**Page extract**:

════════════════

I believe this sort of thing can work: as a corrective, as a breaker of writer’s-block, as a reminder of the random and irrational component in creation, and as an insight into the dead and clichéd language which infests all societies. I think it works best in small doses when needed, and longer pieces based on it, or continued reliance on it, can be analogous to over-reliance on laxatives.
So that was the Tzara I assumed I would meet as looked for pieces to translate and use here with music: a man with little to say other than to point out with broken language that language is broken.
And to some degree that was reinforced as I looked at the few English translations available on the web of his work. Occasional beautiful lines, perhaps of accidental beauty, mixed with incoherent lines. Here is a link to an English translation of a Tzara poem “Vegetable Swallow,” though its translator is never credited on the several sites which have it with identical wording. This is the same poem which I use in today’s piece, but with my own translation from the original French.
I’ll talk more about what I found as I translated Tristan Tzara in my next post here, but I’ll summarize by saying that I found problems in the translation I linked to, surprising problems that sometimes feel to me a bit like reading the “bad quarto” of Shakespeare. I could be wrong in my interpretation of Tzara’s “Vegetable Swallow (Hirondelle Végétale)”— I am neither a scholar of Dada nor anything even close to a fluent French speaker—but I don’t even like the translation of the title, though I have kept it, because it may be what an English speaker is likely to know the poem as. “Hirondelle” is French for the species of bird, the swallow. I might have my own inevitable and anachronistic “Monty Python and the Holy Grail” connection with the swallow, but in the title’s context along with the English word “vegetable,” one thinks of that scary and prescriptive phrase from childhood: “Eat your vegetables”—not how it’d be understood in French.

════════════════

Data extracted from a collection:
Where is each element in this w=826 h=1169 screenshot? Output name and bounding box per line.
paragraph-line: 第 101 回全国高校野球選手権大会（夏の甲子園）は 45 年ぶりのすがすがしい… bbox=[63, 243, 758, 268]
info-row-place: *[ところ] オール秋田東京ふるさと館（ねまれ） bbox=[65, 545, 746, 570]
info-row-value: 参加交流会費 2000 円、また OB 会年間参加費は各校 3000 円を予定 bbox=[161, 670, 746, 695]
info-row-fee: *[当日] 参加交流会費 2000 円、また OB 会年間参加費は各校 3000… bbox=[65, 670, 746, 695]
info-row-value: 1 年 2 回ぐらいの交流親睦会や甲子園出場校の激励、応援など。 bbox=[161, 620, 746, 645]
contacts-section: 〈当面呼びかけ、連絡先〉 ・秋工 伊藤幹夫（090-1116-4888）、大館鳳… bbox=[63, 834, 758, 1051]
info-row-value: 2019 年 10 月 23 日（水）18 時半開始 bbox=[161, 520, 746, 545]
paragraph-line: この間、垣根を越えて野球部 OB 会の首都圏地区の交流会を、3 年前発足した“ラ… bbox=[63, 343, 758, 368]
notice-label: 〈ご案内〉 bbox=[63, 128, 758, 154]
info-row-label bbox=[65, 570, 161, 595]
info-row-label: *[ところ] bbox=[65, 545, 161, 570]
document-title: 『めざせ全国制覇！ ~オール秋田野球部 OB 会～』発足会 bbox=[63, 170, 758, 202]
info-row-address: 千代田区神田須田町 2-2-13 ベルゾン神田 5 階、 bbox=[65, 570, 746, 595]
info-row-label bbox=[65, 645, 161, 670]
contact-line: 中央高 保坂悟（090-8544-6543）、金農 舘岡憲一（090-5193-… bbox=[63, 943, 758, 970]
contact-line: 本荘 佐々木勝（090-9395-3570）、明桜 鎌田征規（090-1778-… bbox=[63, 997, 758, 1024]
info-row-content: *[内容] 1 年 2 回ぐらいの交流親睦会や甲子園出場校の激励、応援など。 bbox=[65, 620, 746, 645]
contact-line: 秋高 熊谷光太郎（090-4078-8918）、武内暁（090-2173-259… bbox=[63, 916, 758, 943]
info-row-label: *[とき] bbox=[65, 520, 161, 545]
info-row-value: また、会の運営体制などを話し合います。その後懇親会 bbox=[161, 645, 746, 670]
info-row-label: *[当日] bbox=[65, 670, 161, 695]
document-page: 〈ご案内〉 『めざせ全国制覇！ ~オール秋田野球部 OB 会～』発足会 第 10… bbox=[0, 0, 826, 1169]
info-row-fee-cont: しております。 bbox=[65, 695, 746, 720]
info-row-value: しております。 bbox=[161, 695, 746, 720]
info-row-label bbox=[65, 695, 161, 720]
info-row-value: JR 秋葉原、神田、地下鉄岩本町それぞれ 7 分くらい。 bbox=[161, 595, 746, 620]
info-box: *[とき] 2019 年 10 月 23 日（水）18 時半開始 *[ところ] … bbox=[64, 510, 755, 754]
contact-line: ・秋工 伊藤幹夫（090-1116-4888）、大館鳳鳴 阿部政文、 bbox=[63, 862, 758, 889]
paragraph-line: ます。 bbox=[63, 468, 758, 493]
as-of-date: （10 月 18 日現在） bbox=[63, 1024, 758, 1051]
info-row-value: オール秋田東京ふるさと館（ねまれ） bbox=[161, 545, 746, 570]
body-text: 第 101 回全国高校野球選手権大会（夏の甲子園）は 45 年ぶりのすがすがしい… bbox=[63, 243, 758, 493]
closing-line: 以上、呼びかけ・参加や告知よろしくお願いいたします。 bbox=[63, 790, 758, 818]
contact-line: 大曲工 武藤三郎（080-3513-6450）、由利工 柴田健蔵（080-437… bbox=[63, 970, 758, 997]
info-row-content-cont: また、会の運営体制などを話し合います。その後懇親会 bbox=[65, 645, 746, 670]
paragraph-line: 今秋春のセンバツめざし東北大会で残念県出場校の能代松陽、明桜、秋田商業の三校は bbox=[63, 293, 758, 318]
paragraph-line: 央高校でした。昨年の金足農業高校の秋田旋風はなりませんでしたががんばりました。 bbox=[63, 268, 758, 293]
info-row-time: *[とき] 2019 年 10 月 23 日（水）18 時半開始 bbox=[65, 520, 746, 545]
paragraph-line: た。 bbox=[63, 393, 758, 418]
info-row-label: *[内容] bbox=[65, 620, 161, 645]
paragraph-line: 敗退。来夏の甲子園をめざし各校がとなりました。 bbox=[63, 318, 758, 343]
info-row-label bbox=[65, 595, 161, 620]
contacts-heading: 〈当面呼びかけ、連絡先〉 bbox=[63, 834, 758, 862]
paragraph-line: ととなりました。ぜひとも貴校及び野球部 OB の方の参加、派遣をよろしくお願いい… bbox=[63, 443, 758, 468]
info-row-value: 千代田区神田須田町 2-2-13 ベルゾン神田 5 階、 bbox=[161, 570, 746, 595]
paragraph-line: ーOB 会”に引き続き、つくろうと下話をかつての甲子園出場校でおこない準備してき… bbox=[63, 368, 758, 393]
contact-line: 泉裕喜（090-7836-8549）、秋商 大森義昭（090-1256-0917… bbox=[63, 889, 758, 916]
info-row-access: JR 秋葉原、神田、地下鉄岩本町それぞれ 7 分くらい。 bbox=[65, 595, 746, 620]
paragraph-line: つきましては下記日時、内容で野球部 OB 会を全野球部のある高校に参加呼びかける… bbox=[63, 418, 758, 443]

════════════════

**Jobs**:
• a. In the passage on translating Tzara, what does the French word "Hirondelle" mean?
• b. In the stretch of entries from the start through the line containing "contacts-section: 〈当面呼びかけ、連絡先〉 ・秋工", substitute "info-row-text" for "info-row-value" and give those lines back with nothing else changed.
The passage and the entries have no connection to each other.

**Task-by-task results**:
• a. It is French for the swallow, the species of bird.

• b.
Where is each element in this w=826 h=1169 screenshot? Output name and bounding box per line.
paragraph-line: 第 101 回全国高校野球選手権大会（夏の甲子園）は 45 年ぶりのすがすがしい… bbox=[63, 243, 758, 268]
info-row-place: *[ところ] オール秋田東京ふるさと館（ねまれ） bbox=[65, 545, 746, 570]
info-row-text: 参加交流会費 2000 円、また OB 会年間参加費は各校 3000 円を予定 bbox=[161, 670, 746, 695]
info-row-fee: *[当日] 参加交流会費 2000 円、また OB 会年間参加費は各校 3000… bbox=[65, 670, 746, 695]
info-row-text: 1 年 2 回ぐらいの交流親睦会や甲子園出場校の激励、応援など。 bbox=[161, 620, 746, 645]
contacts-section: 〈当面呼びかけ、連絡先〉 ・秋工 伊藤幹夫（090-1116-4888）、大館鳳… bbox=[63, 834, 758, 1051]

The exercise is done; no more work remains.